> _Written request_
Identify each line in the records below that contains the word "document", and copy it.

> _Entries_

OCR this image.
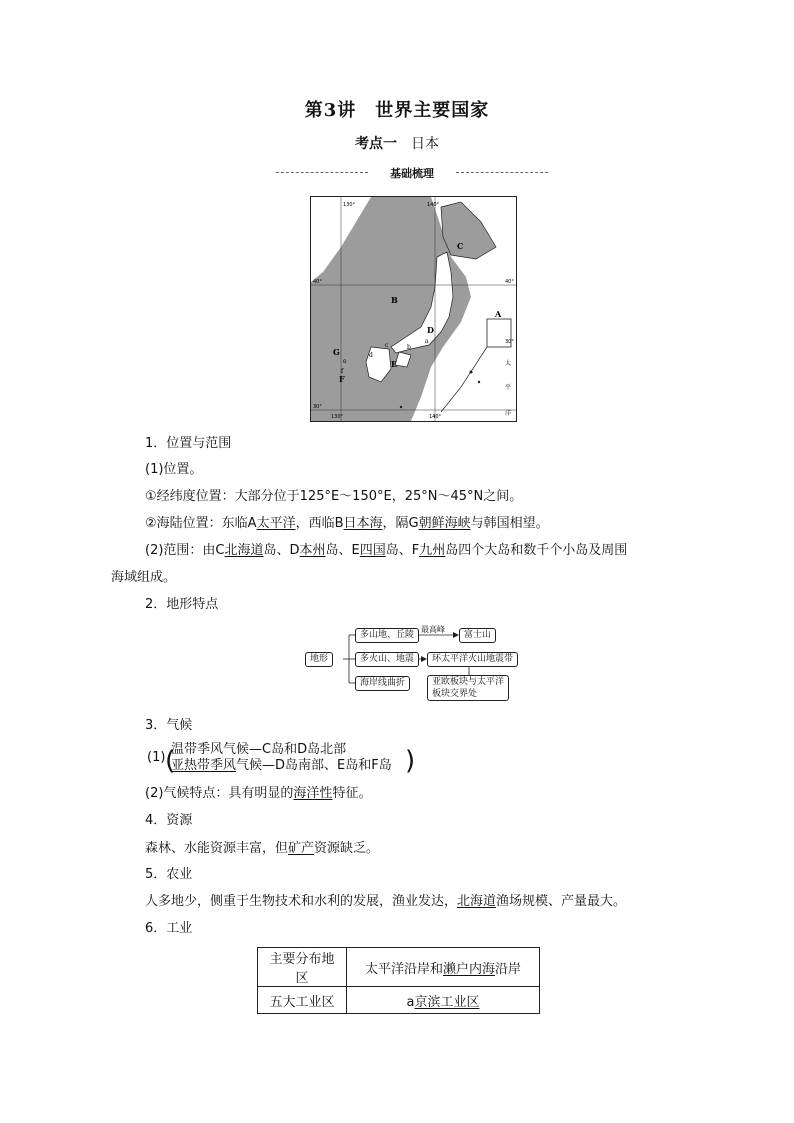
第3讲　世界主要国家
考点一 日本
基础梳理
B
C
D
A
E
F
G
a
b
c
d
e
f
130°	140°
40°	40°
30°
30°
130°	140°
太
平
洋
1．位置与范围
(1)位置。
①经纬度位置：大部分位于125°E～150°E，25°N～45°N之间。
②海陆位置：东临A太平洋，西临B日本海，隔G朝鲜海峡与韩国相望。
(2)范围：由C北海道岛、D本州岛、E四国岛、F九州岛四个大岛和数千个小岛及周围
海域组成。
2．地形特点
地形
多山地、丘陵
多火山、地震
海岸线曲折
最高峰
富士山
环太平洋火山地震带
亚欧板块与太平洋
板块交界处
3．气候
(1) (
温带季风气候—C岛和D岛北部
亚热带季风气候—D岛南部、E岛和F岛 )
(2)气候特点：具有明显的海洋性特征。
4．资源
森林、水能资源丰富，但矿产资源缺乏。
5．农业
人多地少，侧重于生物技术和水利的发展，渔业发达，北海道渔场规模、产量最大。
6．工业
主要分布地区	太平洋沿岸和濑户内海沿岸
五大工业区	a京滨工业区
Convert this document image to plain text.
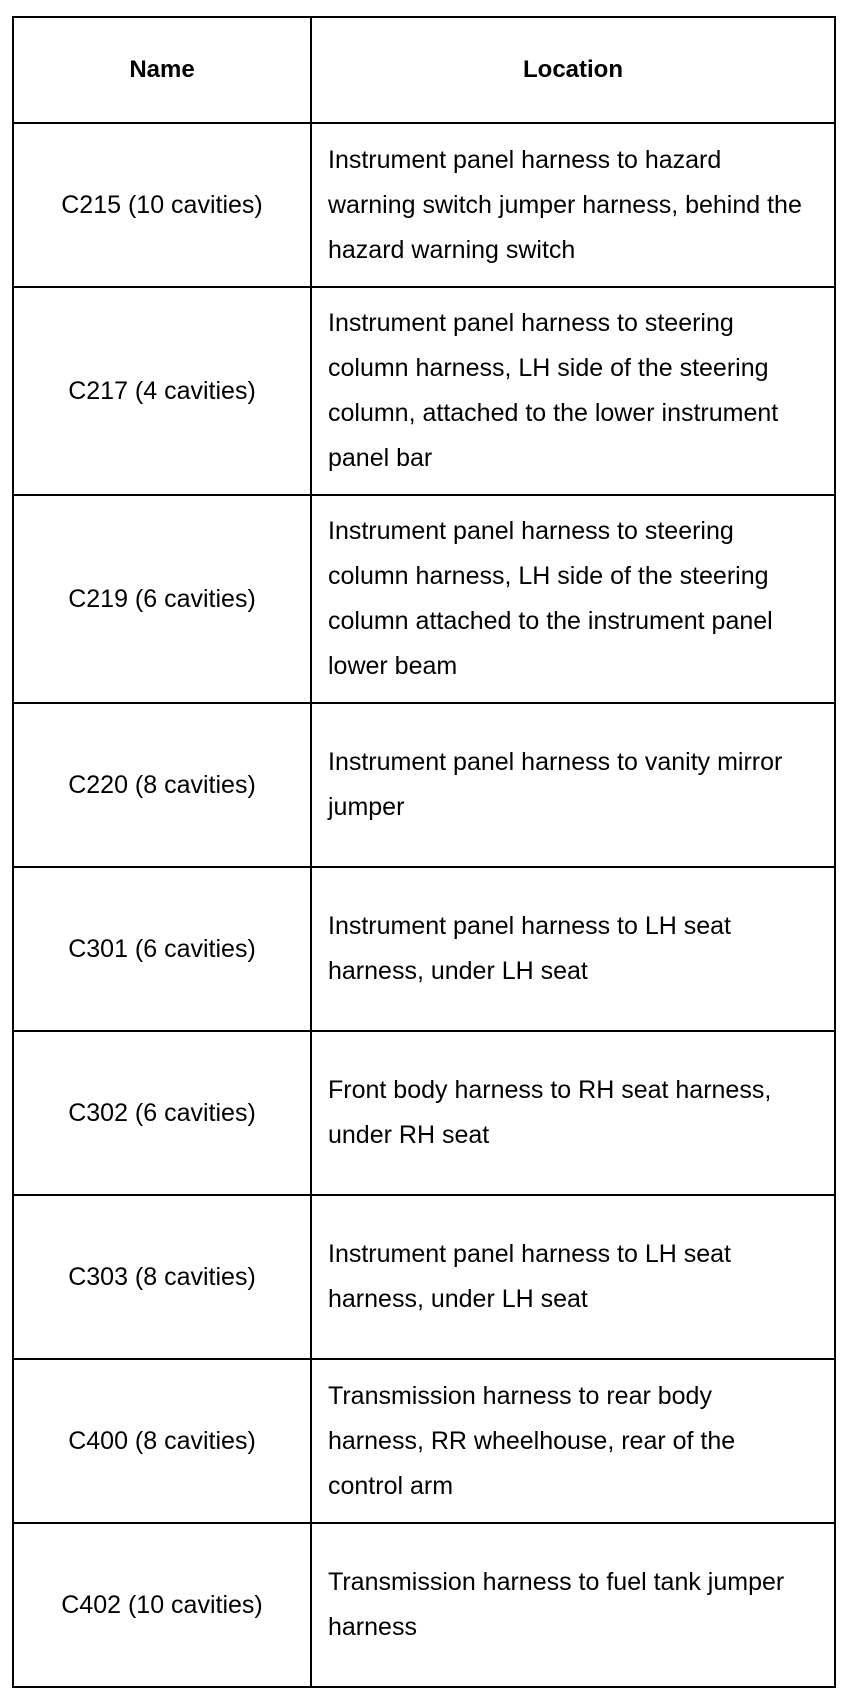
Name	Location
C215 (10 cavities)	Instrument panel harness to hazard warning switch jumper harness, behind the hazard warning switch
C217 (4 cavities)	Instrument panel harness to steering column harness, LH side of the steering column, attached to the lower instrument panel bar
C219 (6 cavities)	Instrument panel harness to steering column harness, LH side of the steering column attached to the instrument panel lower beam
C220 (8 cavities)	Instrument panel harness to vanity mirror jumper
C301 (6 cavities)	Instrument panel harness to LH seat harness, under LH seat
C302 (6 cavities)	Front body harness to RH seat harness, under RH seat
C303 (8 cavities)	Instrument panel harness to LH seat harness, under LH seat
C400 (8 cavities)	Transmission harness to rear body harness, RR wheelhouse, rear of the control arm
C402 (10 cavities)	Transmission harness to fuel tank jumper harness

---

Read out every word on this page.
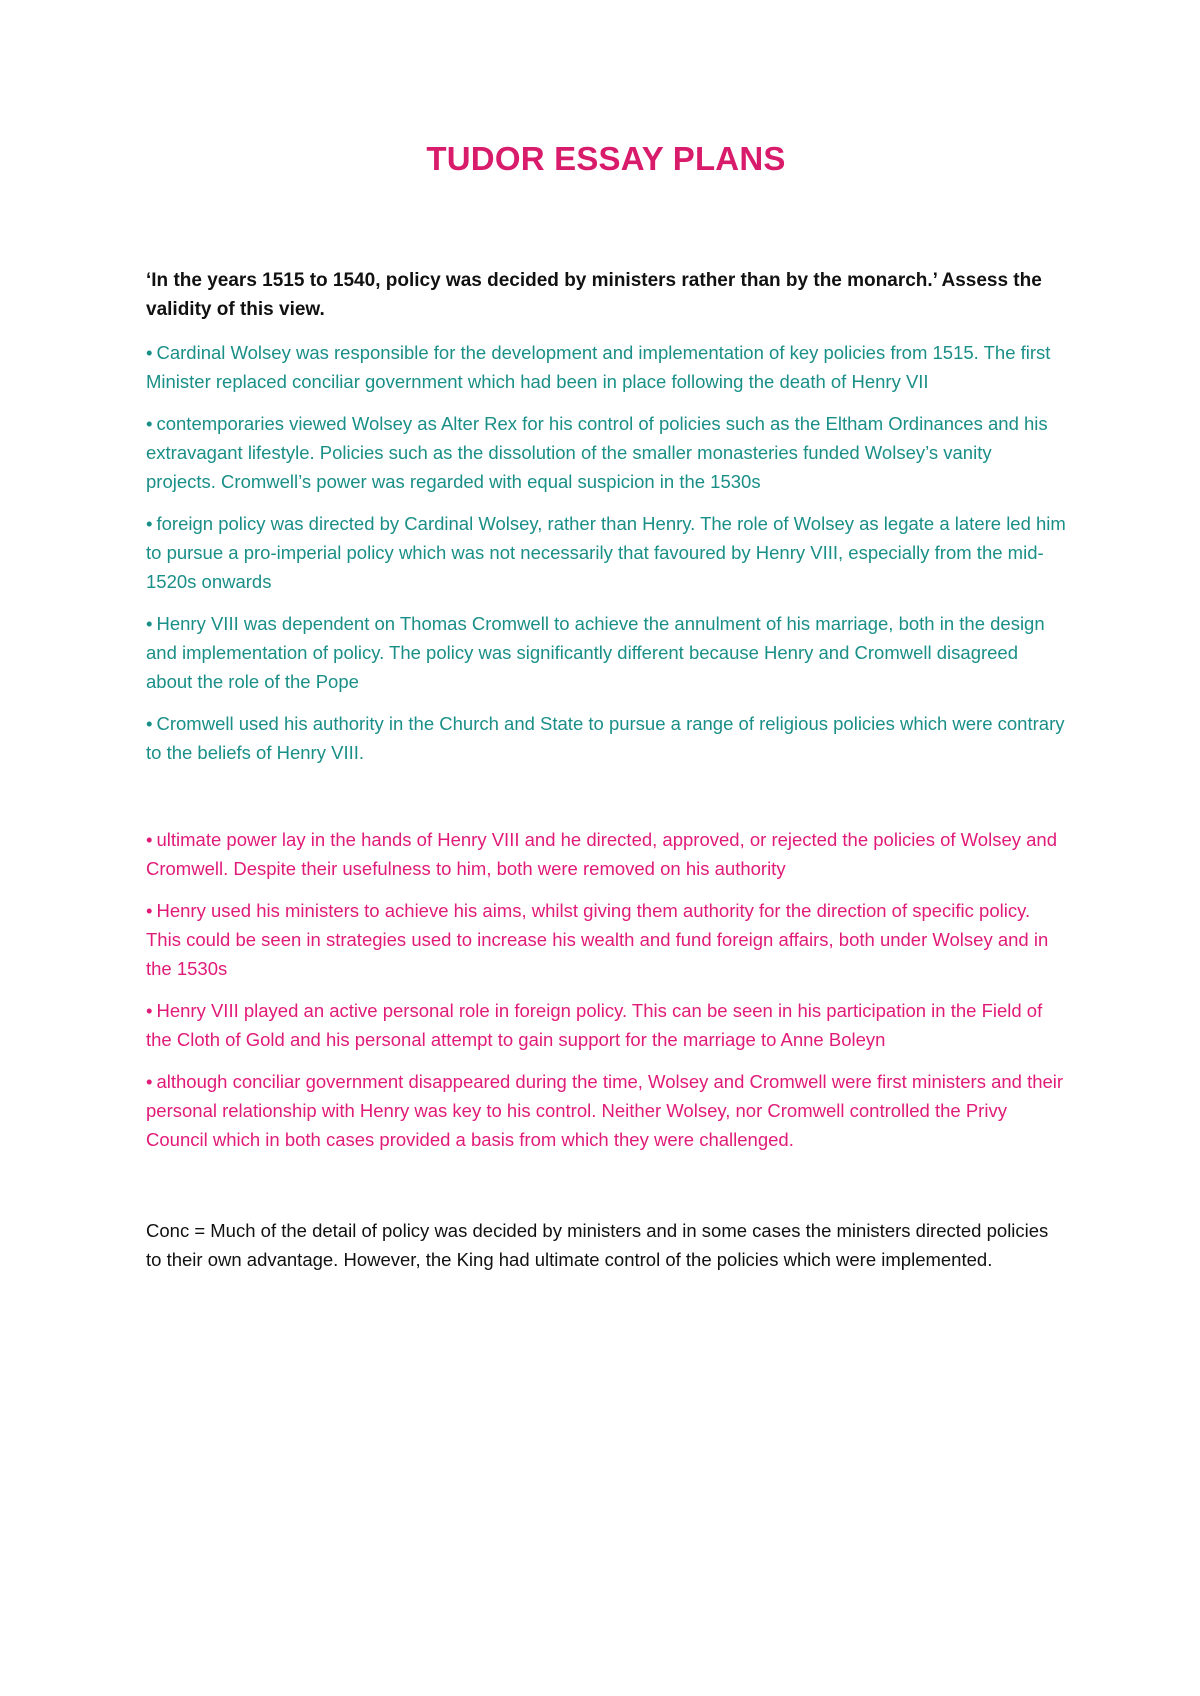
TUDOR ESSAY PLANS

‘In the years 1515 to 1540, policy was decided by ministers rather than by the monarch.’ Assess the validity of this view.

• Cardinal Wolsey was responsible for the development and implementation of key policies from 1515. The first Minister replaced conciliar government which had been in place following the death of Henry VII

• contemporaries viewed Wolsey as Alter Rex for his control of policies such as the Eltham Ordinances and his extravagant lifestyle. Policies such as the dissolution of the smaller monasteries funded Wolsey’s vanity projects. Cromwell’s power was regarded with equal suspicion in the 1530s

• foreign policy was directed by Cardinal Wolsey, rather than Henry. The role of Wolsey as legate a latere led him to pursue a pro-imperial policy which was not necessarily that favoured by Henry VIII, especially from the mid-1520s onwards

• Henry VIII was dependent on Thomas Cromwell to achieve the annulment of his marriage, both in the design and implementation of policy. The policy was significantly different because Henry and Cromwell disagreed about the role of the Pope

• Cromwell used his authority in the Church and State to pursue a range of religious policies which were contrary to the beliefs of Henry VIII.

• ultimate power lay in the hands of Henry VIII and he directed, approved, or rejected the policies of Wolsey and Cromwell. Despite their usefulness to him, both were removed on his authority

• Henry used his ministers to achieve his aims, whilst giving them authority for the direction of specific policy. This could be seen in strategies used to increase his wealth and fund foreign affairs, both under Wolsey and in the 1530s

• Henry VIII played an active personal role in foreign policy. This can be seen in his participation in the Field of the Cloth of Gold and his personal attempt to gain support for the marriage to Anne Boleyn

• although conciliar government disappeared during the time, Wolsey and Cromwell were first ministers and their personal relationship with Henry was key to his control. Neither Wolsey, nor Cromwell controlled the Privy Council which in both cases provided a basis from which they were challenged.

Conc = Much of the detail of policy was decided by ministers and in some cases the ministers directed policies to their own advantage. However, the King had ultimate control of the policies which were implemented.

---

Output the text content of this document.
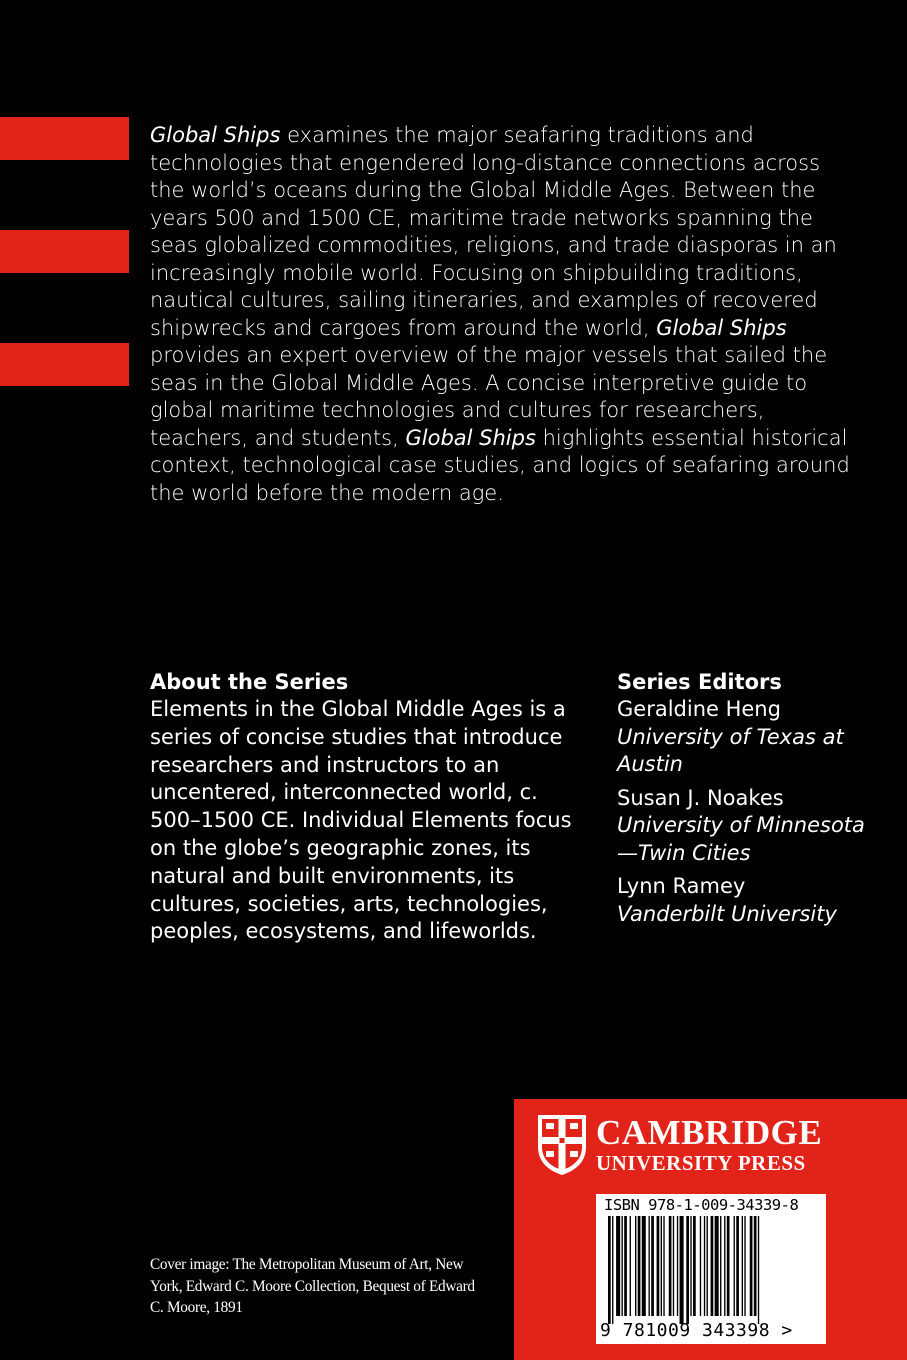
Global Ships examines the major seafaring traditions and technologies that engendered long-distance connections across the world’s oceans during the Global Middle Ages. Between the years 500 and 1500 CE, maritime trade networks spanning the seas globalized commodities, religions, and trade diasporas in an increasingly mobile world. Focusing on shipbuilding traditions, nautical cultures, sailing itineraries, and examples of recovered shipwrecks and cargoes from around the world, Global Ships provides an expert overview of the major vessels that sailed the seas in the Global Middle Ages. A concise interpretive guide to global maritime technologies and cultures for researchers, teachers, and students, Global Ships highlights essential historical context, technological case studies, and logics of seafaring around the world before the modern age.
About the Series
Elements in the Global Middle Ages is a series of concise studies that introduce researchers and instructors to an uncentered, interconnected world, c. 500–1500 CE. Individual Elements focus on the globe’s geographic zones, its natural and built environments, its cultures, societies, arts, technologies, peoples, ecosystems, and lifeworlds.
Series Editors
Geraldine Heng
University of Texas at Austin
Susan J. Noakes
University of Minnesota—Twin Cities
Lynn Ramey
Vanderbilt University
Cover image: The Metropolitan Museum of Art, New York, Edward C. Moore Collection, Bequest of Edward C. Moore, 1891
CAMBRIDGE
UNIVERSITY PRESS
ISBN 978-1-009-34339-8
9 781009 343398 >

> _Expected answer_
Convert this document image to plain text.
Output the text content of this document.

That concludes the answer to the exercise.